[Work instructions]:
Look through the records that follow. Copy every line containing the word "name".

[Supplied material]:
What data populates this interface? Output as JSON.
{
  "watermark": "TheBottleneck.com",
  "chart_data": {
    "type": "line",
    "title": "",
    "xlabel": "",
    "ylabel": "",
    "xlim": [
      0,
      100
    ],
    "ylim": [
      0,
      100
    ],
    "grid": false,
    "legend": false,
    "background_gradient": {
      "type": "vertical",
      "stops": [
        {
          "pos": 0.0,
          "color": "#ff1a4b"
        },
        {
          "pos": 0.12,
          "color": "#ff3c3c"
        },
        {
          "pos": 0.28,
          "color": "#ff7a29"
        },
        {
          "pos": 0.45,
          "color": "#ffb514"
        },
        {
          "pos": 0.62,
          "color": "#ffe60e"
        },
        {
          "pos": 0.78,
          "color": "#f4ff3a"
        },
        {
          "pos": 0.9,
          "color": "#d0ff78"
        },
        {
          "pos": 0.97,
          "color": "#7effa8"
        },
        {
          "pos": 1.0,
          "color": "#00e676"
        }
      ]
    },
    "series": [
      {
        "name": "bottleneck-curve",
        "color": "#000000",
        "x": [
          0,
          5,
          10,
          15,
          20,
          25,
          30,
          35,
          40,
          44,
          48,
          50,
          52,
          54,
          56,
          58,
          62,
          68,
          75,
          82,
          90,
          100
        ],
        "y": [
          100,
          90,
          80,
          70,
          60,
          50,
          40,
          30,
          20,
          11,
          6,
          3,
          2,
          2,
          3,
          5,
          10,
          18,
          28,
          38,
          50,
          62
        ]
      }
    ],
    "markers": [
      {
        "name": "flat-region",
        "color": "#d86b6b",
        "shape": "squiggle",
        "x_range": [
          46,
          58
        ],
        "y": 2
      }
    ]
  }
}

[Answer to this exercise]:
        "name": "bottleneck-curve",
        "name": "flat-region",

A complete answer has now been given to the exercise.